## THE REQUEST
Copy the stretch of the book review on Deleting the State from "The present edition of Deleting" through "over their children." word for word.

━━ DOCUMENT SECTION

Friday Philosophy

Deleting the State: Skoble’s Deleter

Friday Philosophy with David Gordon

[Deleting the State: Requiem for an Illusion by Aeon J. Skoble (Independent Institute, 2026; xiii +134pp.)]

Deleting the State was originally published in 2008, and I reviewed it shortly thereafter, but its welcome reappearance offers me a chance to redress an injustice. In my earlier review, I concentrated on a difference of interpretation with Skoble over Robert Nozick’s derivation of the minimal state in Anarchy, State, and Utopia and as a result did not do justice to the book’s main arguments. (Skoble is kind enough to refer to that difference of interpretation in the “Afterword” to the present edition of the book).

Libertarian philosophers are rare among analytic philosophers, and to find one who rejects the minimal state is indeed unusual. But Skoble is the genuine article: he has been a distinguished professor of philosophy at Bridgewater State University for many years.

The present edition of Deleting the State consists of a preface to the second edition, the text of the book—reprinted unchanged from the first edition, and an afterword to the second edition. In what follows, I’ll comment on some points of interest.

The principal object of the book is to examine this argument:

1. If it’s good for people to be free, then political authority is illegitimate.

2. It is good for people to be free.

3. So, political authority is illegitimate.

By his emphasis on political authority, Skoble wishes to emphasize that he is not committed to the denial of other sorts of authority, such as a teacher’s authority over his students or parents’ authority over their children.

In what way does this argument put pressure on minimal state libertarians? It does so because they acknowledge that political authority is bad because it coerces people, but they support it anyway. They do not deny that coercion is bad and that political authority rests on coercion—if, for example, you refuse to pay your taxes, agents of the government will force you to do so—but they think that they have to support political authority in spite of this, because otherwise, society would collapse.

Supporters of a minimal state view it as a “necessary evil,” and Skoble cites a number of them to that effect. It is evil not only because it coerces people to obey the law but also because it compels people to pay taxes to support its activities. Further, since it claims to be the ultimate arbiter of when it is legally permissible to use force, it blocks people from establishing competing protection agencies, even though their doing this violates nobody’s rights.

Why, then, do minimal state libertarians support the coercion involved in a minimal state? Why don’t they go all the way to a “no-state” solution? (Readers will have noted that I have avoided the word “anarchism” in explaining Skoble’s position. This is because he thinks that the word suggests to the public both chaos and the use of violence, both of which he is anxious to differentiate from his own view).

━━━━
━━ ENTRIES PROVIDED

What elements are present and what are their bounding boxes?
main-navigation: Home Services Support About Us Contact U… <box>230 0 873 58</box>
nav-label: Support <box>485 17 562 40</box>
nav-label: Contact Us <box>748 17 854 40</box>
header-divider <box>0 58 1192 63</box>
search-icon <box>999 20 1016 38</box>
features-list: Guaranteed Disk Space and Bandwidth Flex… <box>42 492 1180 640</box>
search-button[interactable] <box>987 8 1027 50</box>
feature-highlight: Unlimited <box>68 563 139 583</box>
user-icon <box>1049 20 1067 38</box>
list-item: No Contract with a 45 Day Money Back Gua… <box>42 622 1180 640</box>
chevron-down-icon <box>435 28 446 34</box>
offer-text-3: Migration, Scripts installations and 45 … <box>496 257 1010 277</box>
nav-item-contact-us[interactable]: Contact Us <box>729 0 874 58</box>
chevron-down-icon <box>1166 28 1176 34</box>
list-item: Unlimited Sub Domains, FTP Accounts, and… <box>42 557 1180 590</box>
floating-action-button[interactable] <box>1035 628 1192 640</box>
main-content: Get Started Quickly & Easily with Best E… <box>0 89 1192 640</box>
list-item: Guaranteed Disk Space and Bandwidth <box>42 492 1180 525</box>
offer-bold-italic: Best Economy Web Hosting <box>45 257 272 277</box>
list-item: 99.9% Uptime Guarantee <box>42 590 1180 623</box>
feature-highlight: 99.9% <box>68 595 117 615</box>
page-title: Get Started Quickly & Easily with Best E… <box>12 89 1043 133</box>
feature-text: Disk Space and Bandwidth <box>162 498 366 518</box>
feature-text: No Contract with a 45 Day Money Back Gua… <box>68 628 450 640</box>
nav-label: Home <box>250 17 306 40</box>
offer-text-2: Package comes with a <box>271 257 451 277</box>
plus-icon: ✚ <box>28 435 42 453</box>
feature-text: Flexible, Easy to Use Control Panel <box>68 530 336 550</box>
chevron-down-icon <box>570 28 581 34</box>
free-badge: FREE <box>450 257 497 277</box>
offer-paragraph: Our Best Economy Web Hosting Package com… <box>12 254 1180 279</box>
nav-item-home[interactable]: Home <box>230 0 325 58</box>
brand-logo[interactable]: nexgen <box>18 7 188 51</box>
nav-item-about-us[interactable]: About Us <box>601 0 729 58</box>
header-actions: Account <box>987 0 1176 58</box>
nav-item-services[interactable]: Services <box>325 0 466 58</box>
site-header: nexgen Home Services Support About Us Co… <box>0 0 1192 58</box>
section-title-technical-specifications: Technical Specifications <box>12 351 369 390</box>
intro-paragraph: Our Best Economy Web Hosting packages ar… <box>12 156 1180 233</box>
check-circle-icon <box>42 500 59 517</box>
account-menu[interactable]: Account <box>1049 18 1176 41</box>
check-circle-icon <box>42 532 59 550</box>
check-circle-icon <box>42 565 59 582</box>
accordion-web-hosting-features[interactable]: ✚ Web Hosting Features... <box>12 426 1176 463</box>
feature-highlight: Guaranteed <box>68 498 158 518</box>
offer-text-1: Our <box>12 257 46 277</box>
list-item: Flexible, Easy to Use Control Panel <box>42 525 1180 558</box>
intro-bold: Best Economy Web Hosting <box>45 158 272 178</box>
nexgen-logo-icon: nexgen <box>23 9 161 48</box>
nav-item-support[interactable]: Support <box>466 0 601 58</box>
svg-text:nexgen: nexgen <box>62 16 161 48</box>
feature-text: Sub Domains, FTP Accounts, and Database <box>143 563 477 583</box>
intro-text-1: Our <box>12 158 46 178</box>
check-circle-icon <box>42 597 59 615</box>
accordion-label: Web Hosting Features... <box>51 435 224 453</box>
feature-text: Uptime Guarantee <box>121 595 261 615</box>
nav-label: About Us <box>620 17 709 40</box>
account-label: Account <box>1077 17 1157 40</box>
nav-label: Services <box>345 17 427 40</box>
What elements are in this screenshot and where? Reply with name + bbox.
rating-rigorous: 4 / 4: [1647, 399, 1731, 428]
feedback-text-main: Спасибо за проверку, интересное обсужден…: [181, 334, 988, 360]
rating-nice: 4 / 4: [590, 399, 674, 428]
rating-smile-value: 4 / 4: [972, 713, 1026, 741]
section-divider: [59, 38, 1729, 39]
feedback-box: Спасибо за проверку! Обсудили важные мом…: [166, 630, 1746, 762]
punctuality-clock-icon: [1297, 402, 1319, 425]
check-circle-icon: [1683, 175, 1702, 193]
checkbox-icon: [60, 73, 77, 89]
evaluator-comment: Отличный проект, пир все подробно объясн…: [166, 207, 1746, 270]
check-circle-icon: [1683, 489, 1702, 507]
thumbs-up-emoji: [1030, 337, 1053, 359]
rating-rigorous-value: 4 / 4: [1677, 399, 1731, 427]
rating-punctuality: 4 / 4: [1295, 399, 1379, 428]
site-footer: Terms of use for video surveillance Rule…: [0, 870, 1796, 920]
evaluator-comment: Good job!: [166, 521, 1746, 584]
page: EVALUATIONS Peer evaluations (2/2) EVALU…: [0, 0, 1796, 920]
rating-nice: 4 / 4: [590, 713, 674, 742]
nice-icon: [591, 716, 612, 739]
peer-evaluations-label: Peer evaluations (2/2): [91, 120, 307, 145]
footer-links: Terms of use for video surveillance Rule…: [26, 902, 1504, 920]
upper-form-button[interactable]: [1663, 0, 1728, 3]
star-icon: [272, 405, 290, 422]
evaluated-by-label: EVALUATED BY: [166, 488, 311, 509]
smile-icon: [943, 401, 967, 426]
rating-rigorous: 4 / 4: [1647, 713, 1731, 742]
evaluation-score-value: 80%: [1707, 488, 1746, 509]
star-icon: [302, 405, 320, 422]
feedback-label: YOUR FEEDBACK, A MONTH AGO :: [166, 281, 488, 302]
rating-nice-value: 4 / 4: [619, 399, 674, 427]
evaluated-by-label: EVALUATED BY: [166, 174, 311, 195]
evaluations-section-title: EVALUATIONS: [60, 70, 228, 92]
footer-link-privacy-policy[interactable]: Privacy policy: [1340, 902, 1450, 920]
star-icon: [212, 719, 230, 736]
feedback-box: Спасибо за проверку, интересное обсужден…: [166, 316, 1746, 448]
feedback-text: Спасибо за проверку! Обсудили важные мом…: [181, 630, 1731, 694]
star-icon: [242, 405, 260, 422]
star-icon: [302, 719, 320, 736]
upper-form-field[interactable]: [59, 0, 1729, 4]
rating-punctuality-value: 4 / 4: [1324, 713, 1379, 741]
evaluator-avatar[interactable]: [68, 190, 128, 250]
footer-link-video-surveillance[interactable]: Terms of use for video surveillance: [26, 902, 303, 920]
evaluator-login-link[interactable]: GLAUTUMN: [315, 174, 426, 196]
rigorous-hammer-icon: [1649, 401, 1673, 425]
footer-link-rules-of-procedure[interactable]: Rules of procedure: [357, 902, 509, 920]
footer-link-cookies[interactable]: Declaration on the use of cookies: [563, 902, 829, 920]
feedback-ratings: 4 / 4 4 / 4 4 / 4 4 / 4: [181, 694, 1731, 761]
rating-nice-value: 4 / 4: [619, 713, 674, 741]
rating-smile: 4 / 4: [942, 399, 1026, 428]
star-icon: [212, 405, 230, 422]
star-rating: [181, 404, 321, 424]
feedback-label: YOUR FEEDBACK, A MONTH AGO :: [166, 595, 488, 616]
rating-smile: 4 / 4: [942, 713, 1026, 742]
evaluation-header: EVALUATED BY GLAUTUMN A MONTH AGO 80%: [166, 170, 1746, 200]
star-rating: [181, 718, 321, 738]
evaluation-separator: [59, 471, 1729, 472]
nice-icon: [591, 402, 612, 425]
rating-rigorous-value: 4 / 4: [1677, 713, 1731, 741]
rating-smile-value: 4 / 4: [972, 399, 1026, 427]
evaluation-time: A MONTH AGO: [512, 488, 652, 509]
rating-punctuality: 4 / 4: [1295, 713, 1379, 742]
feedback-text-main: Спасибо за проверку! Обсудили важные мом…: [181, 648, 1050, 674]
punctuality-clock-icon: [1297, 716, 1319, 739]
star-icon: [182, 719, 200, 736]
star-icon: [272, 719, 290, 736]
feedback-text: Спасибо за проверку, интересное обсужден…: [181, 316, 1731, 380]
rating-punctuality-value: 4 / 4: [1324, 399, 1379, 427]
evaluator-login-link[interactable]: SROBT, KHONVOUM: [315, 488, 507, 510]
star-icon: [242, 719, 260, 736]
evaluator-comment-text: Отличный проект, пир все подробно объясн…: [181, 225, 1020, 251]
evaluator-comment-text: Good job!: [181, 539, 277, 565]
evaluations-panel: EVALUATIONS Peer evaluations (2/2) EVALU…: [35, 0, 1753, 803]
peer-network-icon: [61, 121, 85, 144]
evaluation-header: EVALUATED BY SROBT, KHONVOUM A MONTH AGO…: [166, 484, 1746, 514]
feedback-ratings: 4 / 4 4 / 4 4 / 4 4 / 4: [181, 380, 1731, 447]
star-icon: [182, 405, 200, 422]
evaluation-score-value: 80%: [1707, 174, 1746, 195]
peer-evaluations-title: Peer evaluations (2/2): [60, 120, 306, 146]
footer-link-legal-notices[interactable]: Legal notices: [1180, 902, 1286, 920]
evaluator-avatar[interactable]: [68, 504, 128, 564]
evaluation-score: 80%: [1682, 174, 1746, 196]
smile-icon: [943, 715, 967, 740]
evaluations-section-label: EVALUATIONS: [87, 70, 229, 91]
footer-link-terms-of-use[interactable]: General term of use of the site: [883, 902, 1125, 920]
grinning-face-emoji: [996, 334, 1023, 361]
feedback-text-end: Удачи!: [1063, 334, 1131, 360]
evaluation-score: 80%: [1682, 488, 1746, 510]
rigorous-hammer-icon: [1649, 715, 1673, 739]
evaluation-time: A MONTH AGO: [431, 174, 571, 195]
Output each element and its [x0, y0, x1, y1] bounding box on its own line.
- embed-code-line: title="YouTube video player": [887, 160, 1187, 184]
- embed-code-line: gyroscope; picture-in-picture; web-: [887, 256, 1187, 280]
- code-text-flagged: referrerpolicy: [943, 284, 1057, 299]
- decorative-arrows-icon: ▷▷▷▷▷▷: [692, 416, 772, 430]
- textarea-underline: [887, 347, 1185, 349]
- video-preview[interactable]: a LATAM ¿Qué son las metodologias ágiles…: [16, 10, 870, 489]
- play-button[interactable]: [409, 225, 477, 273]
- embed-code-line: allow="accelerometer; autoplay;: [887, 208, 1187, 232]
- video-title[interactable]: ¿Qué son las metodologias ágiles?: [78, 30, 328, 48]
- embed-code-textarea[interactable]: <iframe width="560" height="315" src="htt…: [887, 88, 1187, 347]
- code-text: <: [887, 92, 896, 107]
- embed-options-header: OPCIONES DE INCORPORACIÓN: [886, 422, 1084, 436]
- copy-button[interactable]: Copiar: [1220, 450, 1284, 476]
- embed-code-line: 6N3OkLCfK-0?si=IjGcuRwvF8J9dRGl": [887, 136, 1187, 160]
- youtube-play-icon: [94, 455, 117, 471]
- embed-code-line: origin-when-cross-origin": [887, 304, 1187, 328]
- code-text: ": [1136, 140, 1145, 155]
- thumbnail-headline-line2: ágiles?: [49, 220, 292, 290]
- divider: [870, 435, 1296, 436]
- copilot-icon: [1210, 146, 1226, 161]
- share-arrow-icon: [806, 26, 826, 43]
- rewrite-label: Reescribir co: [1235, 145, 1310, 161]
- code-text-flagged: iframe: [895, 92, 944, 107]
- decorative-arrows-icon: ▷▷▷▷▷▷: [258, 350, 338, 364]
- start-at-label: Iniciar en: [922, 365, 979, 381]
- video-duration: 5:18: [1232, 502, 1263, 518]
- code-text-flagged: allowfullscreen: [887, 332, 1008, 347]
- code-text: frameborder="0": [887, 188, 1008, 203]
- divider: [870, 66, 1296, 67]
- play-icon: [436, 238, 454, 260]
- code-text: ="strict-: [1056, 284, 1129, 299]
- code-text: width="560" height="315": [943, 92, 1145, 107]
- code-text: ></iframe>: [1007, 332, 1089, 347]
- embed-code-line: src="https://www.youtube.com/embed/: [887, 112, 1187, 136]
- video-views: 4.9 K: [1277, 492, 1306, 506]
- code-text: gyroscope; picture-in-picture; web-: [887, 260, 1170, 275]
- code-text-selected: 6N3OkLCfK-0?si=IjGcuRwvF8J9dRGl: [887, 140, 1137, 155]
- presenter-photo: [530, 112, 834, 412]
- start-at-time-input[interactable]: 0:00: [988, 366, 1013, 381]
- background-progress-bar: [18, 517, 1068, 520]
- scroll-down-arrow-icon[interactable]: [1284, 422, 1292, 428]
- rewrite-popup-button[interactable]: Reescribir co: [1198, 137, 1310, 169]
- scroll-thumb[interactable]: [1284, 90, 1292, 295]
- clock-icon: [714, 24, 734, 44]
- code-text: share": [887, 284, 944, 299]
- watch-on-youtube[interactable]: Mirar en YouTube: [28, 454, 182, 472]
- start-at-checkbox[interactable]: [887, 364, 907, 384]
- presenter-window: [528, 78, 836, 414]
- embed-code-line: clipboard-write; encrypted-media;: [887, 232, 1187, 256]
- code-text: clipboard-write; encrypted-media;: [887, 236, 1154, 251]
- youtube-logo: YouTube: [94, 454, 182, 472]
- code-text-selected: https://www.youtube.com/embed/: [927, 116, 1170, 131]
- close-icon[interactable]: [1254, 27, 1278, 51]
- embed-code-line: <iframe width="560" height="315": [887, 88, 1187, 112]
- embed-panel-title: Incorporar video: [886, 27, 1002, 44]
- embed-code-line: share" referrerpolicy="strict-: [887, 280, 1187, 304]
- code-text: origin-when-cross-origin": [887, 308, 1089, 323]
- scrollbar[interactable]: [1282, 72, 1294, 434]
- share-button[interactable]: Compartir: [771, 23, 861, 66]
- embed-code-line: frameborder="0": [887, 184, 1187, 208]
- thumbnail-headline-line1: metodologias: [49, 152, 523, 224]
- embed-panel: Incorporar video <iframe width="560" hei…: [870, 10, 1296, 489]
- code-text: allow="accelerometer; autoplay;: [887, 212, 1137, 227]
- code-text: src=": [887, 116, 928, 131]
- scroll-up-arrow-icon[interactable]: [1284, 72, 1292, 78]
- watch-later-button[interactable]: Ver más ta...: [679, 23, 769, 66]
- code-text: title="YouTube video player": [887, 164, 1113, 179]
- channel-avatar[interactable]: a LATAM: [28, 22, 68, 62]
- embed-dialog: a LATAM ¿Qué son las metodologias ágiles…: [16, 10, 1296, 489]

━━━━

## FINAL RESULT
The present edition of Deleting the State consists of a preface to the second edition, the text of the book—reprinted unchanged from the first edition, and an afterword to the second edition. In what follows, I’ll comment on some points of interest.

The principal object of the book is to examine this argument:

1. If it’s good for people to be free, then political authority is illegitimate.

2. It is good for people to be free.

3. So, political authority is illegitimate.

By his emphasis on political authority, Skoble wishes to emphasize that he is not committed to the denial of other sorts of authority, such as a teacher’s authority over his students or parents’ authority over their children.